Written instruction:
Copy out every one of the rows below word for word, leaving out the pictures.

Data:
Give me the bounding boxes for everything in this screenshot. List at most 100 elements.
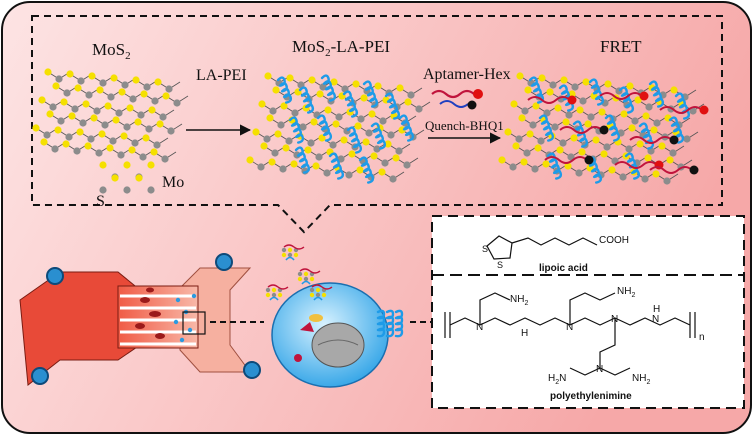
pei-nh2-1: NH2	[510, 294, 528, 307]
molybdenum-atom	[559, 139, 567, 147]
sulfur-atom	[374, 82, 382, 90]
molybdenum-atom	[173, 99, 181, 107]
sulfur-atom	[378, 168, 386, 176]
label-la-pei: LA-PEI	[196, 67, 247, 84]
sulfur-atom	[316, 90, 324, 98]
molybdenum-atom	[529, 121, 537, 129]
sulfur-atom	[620, 110, 628, 118]
pei-nh2-3: NH2	[632, 373, 650, 386]
pei-subscript-n: n	[699, 332, 705, 343]
molybdenum-atom	[129, 95, 137, 103]
sulfur-atom	[504, 128, 512, 136]
sulfur-atom	[304, 146, 312, 154]
sulfur-atom	[310, 118, 318, 126]
cluster-atom	[297, 271, 303, 277]
molybdenum-atom	[95, 149, 103, 157]
sulfur-atom	[348, 150, 356, 158]
molybdenum-atom	[63, 89, 71, 97]
sulfur-atom	[360, 94, 368, 102]
sulfur-atom	[32, 124, 40, 132]
molybdenum-atom	[73, 147, 81, 155]
aptamer-strand-icon	[431, 89, 475, 99]
molybdenum-atom	[645, 103, 653, 111]
sulfur-atom	[252, 128, 260, 136]
sulfur-atom	[368, 110, 376, 118]
sulfur-atom	[392, 154, 400, 162]
lipoic-acid-structure	[486, 235, 598, 260]
sulfur-atom	[260, 142, 268, 150]
sulfur-atom	[404, 98, 412, 106]
sulfur-atom	[148, 106, 156, 114]
molybdenum-atom	[395, 147, 403, 155]
mos2-lattice	[32, 68, 189, 163]
legend-s: S	[96, 193, 105, 210]
cluster-atom	[265, 287, 271, 293]
molybdenum-atom	[335, 113, 343, 121]
pei-n-1: N	[476, 322, 483, 333]
cell-icon	[271, 282, 389, 388]
fluorophore-dot	[699, 105, 709, 115]
molybdenum-atom	[551, 123, 559, 131]
sulfur-atom	[604, 80, 612, 88]
sulfur-atom	[642, 112, 650, 120]
sulfur-atom	[634, 96, 642, 104]
cluster-atom	[281, 252, 287, 258]
microfluidic-chip-icon	[19, 253, 261, 386]
molybdenum-atom	[389, 175, 397, 183]
sulfur-atom	[570, 134, 578, 142]
cluster-atom	[315, 292, 321, 298]
molybdenum-atom	[387, 131, 395, 139]
cluster-atom	[315, 287, 321, 293]
sulfur-atom	[534, 144, 542, 152]
sulfur-atom	[40, 138, 48, 146]
molybdenum-atom	[147, 186, 155, 194]
sulfur-atom	[132, 76, 140, 84]
molybdenum-atom	[161, 155, 169, 163]
sulfur-atom	[128, 146, 136, 154]
molybdenum-atom	[263, 135, 271, 143]
molybdenum-atom	[631, 117, 639, 125]
sulfur-atom	[576, 106, 584, 114]
sulfur-atom	[582, 78, 590, 86]
sulfur-atom	[554, 104, 562, 112]
molybdenum-atom	[565, 111, 573, 119]
molybdenum-atom	[407, 91, 415, 99]
sulfur-atom	[96, 86, 104, 94]
molybdenum-atom	[531, 165, 539, 173]
sulfur-atom	[666, 156, 674, 164]
sulfur-atom	[82, 100, 90, 108]
molybdenum-atom	[43, 131, 51, 139]
molybdenum-atom	[153, 141, 161, 149]
mo-s-legend-chain	[99, 161, 155, 194]
molybdenum-atom	[277, 121, 285, 129]
pei-n-4: N	[596, 364, 603, 375]
sulfur-atom	[84, 142, 92, 150]
sulfur-atom	[608, 166, 616, 174]
sulfur-atom	[556, 146, 564, 154]
sulfur-atom	[147, 161, 155, 169]
sulfur-atom	[266, 114, 274, 122]
sulfur-atom	[126, 104, 134, 112]
cluster-atom	[271, 287, 277, 293]
molybdenum-atom	[57, 117, 65, 125]
sulfur-atom	[370, 152, 378, 160]
quencher-dot	[669, 135, 679, 145]
sulfur-atom	[90, 114, 98, 122]
molybdenum-atom	[123, 186, 131, 194]
quencher-strand-icon	[439, 100, 469, 108]
molybdenum-atom	[85, 91, 93, 99]
fret-lattice	[498, 72, 705, 185]
cluster-atom	[277, 292, 283, 298]
sulfur-atom	[162, 92, 170, 100]
molybdenum-atom	[587, 113, 595, 121]
sulfur-atom	[384, 140, 392, 148]
molybdenum-atom	[379, 117, 387, 125]
sulfur-atom	[526, 130, 534, 138]
sulfur-atom	[658, 142, 666, 150]
molybdenum-atom	[567, 153, 575, 161]
sulfur-atom	[66, 70, 74, 78]
sulfur-atom	[644, 154, 652, 162]
sulfur-atom	[111, 174, 119, 182]
sulfur-atom	[308, 76, 316, 84]
cluster-atom	[303, 276, 309, 282]
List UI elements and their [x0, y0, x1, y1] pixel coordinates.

Solution to the problem:
Give me the bounding boxes for everything in this screenshot. List at most 100 elements.
pei-nh2-1: NH2	[510, 294, 528, 307]
molybdenum-atom	[559, 139, 567, 147]
sulfur-atom	[374, 82, 382, 90]
molybdenum-atom	[173, 99, 181, 107]
sulfur-atom	[378, 168, 386, 176]
label-la-pei: LA-PEI	[196, 67, 247, 84]
sulfur-atom	[316, 90, 324, 98]
molybdenum-atom	[529, 121, 537, 129]
sulfur-atom	[620, 110, 628, 118]
pei-nh2-3: NH2	[632, 373, 650, 386]
pei-subscript-n: n	[699, 332, 705, 343]
molybdenum-atom	[129, 95, 137, 103]
sulfur-atom	[504, 128, 512, 136]
sulfur-atom	[304, 146, 312, 154]
sulfur-atom	[310, 118, 318, 126]
cluster-atom	[297, 271, 303, 277]
molybdenum-atom	[95, 149, 103, 157]
sulfur-atom	[348, 150, 356, 158]
molybdenum-atom	[63, 89, 71, 97]
sulfur-atom	[360, 94, 368, 102]
sulfur-atom	[32, 124, 40, 132]
molybdenum-atom	[73, 147, 81, 155]
aptamer-strand-icon	[431, 89, 475, 99]
molybdenum-atom	[645, 103, 653, 111]
sulfur-atom	[252, 128, 260, 136]
sulfur-atom	[368, 110, 376, 118]
sulfur-atom	[392, 154, 400, 162]
lipoic-acid-structure	[486, 235, 598, 260]
sulfur-atom	[260, 142, 268, 150]
sulfur-atom	[404, 98, 412, 106]
sulfur-atom	[148, 106, 156, 114]
molybdenum-atom	[395, 147, 403, 155]
mos2-lattice	[32, 68, 189, 163]
legend-s: S	[96, 193, 105, 210]
cluster-atom	[265, 287, 271, 293]
molybdenum-atom	[335, 113, 343, 121]
pei-n-1: N	[476, 322, 483, 333]
cell-icon	[271, 282, 389, 388]
fluorophore-dot	[699, 105, 709, 115]
molybdenum-atom	[551, 123, 559, 131]
sulfur-atom	[604, 80, 612, 88]
sulfur-atom	[642, 112, 650, 120]
sulfur-atom	[634, 96, 642, 104]
cluster-atom	[281, 252, 287, 258]
microfluidic-chip-icon	[19, 253, 261, 386]
molybdenum-atom	[389, 175, 397, 183]
sulfur-atom	[570, 134, 578, 142]
cluster-atom	[315, 292, 321, 298]
molybdenum-atom	[387, 131, 395, 139]
cluster-atom	[315, 287, 321, 293]
sulfur-atom	[534, 144, 542, 152]
sulfur-atom	[40, 138, 48, 146]
molybdenum-atom	[147, 186, 155, 194]
sulfur-atom	[132, 76, 140, 84]
molybdenum-atom	[161, 155, 169, 163]
sulfur-atom	[128, 146, 136, 154]
molybdenum-atom	[263, 135, 271, 143]
molybdenum-atom	[631, 117, 639, 125]
sulfur-atom	[576, 106, 584, 114]
sulfur-atom	[582, 78, 590, 86]
sulfur-atom	[554, 104, 562, 112]
molybdenum-atom	[565, 111, 573, 119]
molybdenum-atom	[407, 91, 415, 99]
sulfur-atom	[96, 86, 104, 94]
molybdenum-atom	[531, 165, 539, 173]
sulfur-atom	[666, 156, 674, 164]
sulfur-atom	[82, 100, 90, 108]
molybdenum-atom	[43, 131, 51, 139]
molybdenum-atom	[153, 141, 161, 149]
mo-s-legend-chain	[99, 161, 155, 194]
molybdenum-atom	[277, 121, 285, 129]
pei-n-4: N	[596, 364, 603, 375]
sulfur-atom	[84, 142, 92, 150]
sulfur-atom	[608, 166, 616, 174]
sulfur-atom	[556, 146, 564, 154]
sulfur-atom	[147, 161, 155, 169]
sulfur-atom	[266, 114, 274, 122]
sulfur-atom	[126, 104, 134, 112]
cluster-atom	[271, 287, 277, 293]
molybdenum-atom	[57, 117, 65, 125]
sulfur-atom	[370, 152, 378, 160]
quencher-dot	[669, 135, 679, 145]
sulfur-atom	[90, 114, 98, 122]
molybdenum-atom	[123, 186, 131, 194]
quencher-strand-icon	[439, 100, 469, 108]
molybdenum-atom	[85, 91, 93, 99]
fret-lattice	[498, 72, 705, 185]
cluster-atom	[277, 292, 283, 298]
sulfur-atom	[162, 92, 170, 100]
molybdenum-atom	[587, 113, 595, 121]
sulfur-atom	[384, 140, 392, 148]
molybdenum-atom	[379, 117, 387, 125]
sulfur-atom	[526, 130, 534, 138]
sulfur-atom	[658, 142, 666, 150]
molybdenum-atom	[567, 153, 575, 161]
sulfur-atom	[66, 70, 74, 78]
sulfur-atom	[644, 154, 652, 162]
sulfur-atom	[111, 174, 119, 182]
sulfur-atom	[308, 76, 316, 84]
cluster-atom	[303, 276, 309, 282]
List UI elements and their [x0, y0, x1, y1] pixel coordinates.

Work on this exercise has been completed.